## [Task details]
Locate the lines of the listing below that hold "Energy", then copy each of them.

Data listing
# # # #
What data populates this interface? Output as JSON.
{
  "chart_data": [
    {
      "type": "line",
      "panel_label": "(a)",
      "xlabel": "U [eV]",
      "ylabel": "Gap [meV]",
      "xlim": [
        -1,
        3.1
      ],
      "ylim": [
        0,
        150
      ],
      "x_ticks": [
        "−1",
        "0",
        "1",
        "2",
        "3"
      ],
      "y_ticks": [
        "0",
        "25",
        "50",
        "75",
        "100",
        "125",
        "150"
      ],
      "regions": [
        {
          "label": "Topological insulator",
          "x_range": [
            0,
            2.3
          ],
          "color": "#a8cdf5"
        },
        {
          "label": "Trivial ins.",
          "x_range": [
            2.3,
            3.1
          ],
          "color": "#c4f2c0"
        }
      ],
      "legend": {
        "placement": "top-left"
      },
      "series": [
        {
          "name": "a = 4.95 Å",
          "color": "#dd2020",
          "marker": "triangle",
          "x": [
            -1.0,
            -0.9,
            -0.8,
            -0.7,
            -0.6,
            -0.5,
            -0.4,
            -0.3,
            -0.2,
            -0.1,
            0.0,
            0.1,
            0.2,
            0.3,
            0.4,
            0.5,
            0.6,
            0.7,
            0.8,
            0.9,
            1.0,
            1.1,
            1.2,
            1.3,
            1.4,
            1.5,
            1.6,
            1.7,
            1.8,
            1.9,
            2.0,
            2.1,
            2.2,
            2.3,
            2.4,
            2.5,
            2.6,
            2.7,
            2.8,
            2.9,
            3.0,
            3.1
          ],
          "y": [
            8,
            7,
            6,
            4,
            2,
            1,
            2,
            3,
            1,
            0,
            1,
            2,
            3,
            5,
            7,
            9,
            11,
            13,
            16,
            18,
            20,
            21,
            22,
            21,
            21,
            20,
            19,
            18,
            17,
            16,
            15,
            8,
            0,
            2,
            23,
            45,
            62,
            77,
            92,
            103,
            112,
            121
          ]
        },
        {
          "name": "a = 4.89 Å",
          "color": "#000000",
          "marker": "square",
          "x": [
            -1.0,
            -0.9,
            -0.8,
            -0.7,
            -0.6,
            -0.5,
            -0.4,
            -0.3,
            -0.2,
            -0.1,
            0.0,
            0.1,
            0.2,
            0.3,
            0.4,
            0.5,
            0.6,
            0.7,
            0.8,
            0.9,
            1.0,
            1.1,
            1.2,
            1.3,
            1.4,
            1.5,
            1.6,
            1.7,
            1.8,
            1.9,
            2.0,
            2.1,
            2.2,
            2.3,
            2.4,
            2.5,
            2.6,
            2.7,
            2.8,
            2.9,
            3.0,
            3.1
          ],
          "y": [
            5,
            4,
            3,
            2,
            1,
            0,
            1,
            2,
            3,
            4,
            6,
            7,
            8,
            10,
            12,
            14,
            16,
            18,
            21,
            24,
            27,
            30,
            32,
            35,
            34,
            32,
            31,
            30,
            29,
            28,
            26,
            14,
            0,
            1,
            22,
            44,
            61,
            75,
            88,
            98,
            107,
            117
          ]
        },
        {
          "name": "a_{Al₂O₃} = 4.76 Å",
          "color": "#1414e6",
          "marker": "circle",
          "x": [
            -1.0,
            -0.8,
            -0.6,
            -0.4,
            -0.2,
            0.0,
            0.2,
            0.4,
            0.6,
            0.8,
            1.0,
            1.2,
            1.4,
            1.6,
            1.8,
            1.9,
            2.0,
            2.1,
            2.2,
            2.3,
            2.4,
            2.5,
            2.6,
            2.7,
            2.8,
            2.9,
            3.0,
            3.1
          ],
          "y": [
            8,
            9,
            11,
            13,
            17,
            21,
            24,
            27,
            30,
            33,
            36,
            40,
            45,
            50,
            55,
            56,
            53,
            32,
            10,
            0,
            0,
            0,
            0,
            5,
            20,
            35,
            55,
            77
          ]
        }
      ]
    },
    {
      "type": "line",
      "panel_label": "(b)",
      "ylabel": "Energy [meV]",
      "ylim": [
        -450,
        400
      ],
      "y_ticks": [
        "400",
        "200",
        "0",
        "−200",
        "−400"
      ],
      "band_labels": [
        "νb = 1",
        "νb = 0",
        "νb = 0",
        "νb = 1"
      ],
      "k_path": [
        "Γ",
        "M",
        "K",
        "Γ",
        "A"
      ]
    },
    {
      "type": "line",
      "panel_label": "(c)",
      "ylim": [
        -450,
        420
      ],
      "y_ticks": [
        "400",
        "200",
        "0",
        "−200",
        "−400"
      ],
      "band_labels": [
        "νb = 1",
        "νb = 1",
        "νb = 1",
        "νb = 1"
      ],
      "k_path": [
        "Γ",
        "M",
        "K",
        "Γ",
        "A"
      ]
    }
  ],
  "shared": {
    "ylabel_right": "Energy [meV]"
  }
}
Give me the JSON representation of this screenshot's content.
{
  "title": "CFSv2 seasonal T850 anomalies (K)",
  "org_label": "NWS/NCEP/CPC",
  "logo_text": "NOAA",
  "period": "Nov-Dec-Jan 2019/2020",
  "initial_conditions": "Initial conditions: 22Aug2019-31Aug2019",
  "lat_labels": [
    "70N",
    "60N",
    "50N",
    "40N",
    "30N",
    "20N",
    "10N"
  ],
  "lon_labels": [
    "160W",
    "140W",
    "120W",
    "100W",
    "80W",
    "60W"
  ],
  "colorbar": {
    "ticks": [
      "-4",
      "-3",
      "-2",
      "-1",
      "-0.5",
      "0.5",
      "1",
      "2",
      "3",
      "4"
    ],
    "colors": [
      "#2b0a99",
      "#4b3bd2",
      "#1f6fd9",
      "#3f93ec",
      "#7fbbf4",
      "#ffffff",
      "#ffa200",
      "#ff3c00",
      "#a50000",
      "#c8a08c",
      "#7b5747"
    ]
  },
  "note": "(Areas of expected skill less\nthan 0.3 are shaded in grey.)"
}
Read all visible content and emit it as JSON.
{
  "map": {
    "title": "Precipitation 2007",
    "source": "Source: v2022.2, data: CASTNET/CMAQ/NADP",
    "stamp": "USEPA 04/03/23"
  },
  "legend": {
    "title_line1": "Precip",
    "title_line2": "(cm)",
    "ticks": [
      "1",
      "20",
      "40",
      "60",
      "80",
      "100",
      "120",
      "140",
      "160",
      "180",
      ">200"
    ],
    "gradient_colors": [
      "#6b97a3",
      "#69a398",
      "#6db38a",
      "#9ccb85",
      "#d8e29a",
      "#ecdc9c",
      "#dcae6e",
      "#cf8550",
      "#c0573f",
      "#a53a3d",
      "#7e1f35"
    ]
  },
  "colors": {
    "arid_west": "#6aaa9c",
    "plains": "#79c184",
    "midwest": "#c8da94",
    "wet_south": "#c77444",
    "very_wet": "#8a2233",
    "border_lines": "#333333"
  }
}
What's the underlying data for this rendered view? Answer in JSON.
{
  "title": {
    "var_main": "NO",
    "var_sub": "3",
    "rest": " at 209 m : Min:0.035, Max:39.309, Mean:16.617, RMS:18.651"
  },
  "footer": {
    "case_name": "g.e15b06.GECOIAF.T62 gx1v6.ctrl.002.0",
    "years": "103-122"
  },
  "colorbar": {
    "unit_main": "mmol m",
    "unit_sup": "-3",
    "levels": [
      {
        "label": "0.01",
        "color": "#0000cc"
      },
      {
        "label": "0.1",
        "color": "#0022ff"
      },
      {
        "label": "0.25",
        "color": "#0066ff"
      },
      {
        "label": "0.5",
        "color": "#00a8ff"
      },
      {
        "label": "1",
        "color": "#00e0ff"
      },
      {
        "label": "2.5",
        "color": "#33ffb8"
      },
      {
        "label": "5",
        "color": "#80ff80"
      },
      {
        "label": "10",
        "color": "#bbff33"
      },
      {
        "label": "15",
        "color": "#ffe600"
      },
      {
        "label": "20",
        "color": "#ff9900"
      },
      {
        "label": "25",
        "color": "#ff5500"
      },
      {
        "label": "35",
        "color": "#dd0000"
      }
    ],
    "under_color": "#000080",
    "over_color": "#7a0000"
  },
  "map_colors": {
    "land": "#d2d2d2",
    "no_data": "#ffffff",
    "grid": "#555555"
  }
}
# # # #
## [Problem solution]
      "ylabel": "Energy [meV]",
    "ylabel_right": "Energy [meV]"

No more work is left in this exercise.